╭──
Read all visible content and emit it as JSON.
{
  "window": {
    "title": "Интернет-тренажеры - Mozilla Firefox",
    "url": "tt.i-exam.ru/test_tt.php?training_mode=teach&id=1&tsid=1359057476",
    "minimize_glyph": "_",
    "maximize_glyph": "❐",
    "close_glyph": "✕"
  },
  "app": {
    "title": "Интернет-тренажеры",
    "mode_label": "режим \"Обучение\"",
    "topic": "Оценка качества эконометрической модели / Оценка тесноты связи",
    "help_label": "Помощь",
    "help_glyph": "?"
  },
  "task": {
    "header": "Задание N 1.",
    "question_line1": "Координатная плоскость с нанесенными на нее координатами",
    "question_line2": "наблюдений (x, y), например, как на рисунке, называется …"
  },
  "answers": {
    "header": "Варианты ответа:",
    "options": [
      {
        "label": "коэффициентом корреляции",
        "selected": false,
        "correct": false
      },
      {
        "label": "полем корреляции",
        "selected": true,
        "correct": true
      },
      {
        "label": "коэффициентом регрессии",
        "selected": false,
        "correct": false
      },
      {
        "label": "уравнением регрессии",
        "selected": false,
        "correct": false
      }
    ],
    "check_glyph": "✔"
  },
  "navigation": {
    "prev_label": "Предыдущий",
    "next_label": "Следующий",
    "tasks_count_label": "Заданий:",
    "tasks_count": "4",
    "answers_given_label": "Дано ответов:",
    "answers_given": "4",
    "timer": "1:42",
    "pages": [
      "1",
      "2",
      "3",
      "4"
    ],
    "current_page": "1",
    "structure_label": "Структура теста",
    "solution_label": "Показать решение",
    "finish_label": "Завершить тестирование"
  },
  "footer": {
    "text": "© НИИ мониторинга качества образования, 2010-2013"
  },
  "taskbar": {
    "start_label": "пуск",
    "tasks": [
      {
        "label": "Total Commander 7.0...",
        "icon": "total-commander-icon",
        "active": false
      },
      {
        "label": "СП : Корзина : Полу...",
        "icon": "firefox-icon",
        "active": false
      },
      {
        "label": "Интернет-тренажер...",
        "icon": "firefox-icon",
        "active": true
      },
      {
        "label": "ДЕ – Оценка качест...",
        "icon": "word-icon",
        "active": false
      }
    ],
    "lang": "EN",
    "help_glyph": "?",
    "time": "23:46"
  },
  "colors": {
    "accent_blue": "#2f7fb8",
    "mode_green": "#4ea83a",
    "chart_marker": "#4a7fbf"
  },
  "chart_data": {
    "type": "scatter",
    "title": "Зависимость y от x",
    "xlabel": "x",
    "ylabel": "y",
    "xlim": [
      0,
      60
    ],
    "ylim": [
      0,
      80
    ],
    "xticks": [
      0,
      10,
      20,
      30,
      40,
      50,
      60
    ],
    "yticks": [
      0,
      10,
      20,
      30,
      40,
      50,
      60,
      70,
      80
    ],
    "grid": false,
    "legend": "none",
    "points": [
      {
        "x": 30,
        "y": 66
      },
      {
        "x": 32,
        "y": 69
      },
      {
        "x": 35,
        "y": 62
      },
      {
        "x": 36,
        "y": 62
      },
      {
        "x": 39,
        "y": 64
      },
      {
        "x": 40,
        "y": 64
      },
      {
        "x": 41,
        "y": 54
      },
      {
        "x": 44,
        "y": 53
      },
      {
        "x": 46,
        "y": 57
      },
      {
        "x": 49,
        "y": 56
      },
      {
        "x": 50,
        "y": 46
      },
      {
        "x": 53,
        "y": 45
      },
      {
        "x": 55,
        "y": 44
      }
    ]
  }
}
╰──
**SET EXERCISE:** Type out all of the material again, word for word.

**FINAL ANSWER:**
Read all visible content and emit it as JSON.
{
  "window": {
    "title": "Интернет-тренажеры - Mozilla Firefox",
    "url": "tt.i-exam.ru/test_tt.php?training_mode=teach&id=1&tsid=1359057476",
    "minimize_glyph": "_",
    "maximize_glyph": "❐",
    "close_glyph": "✕"
  },
  "app": {
    "title": "Интернет-тренажеры",
    "mode_label": "режим \"Обучение\"",
    "topic": "Оценка качества эконометрической модели / Оценка тесноты связи",
    "help_label": "Помощь",
    "help_glyph": "?"
  },
  "task": {
    "header": "Задание N 1.",
    "question_line1": "Координатная плоскость с нанесенными на нее координатами",
    "question_line2": "наблюдений (x, y), например, как на рисунке, называется …"
  },
  "answers": {
    "header": "Варианты ответа:",
    "options": [
      {
        "label": "коэффициентом корреляции",
        "selected": false,
        "correct": false
      },
      {
        "label": "полем корреляции",
        "selected": true,
        "correct": true
      },
      {
        "label": "коэффициентом регрессии",
        "selected": false,
        "correct": false
      },
      {
        "label": "уравнением регрессии",
        "selected": false,
        "correct": false
      }
    ],
    "check_glyph": "✔"
  },
  "navigation": {
    "prev_label": "Предыдущий",
    "next_label": "Следующий",
    "tasks_count_label": "Заданий:",
    "tasks_count": "4",
    "answers_given_label": "Дано ответов:",
    "answers_given": "4",
    "timer": "1:42",
    "pages": [
      "1",
      "2",
      "3",
      "4"
    ],
    "current_page": "1",
    "structure_label": "Структура теста",
    "solution_label": "Показать решение",
    "finish_label": "Завершить тестирование"
  },
  "footer": {
    "text": "© НИИ мониторинга качества образования, 2010-2013"
  },
  "taskbar": {
    "start_label": "пуск",
    "tasks": [
      {
        "label": "Total Commander 7.0...",
        "icon": "total-commander-icon",
        "active": false
      },
      {
        "label": "СП : Корзина : Полу...",
        "icon": "firefox-icon",
        "active": false
      },
      {
        "label": "Интернет-тренажер...",
        "icon": "firefox-icon",
        "active": true
      },
      {
        "label": "ДЕ – Оценка качест...",
        "icon": "word-icon",
        "active": false
      }
    ],
    "lang": "EN",
    "help_glyph": "?",
    "time": "23:46"
  },
  "colors": {
    "accent_blue": "#2f7fb8",
    "mode_green": "#4ea83a",
    "chart_marker": "#4a7fbf"
  },
  "chart_data": {
    "type": "scatter",
    "title": "Зависимость y от x",
    "xlabel": "x",
    "ylabel": "y",
    "xlim": [
      0,
      60
    ],
    "ylim": [
      0,
      80
    ],
    "xticks": [
      0,
      10,
      20,
      30,
      40,
      50,
      60
    ],
    "yticks": [
      0,
      10,
      20,
      30,
      40,
      50,
      60,
      70,
      80
    ],
    "grid": false,
    "legend": "none",
    "points": [
      {
        "x": 30,
        "y": 66
      },
      {
        "x": 32,
        "y": 69
      },
      {
        "x": 35,
        "y": 62
      },
      {
        "x": 36,
        "y": 62
      },
      {
        "x": 39,
        "y": 64
      },
      {
        "x": 40,
        "y": 64
      },
      {
        "x": 41,
        "y": 54
      },
      {
        "x": 44,
        "y": 53
      },
      {
        "x": 46,
        "y": 57
      },
      {
        "x": 49,
        "y": 56
      },
      {
        "x": 50,
        "y": 46
      },
      {
        "x": 53,
        "y": 45
      },
      {
        "x": 55,
        "y": 44
      }
    ]
  }
}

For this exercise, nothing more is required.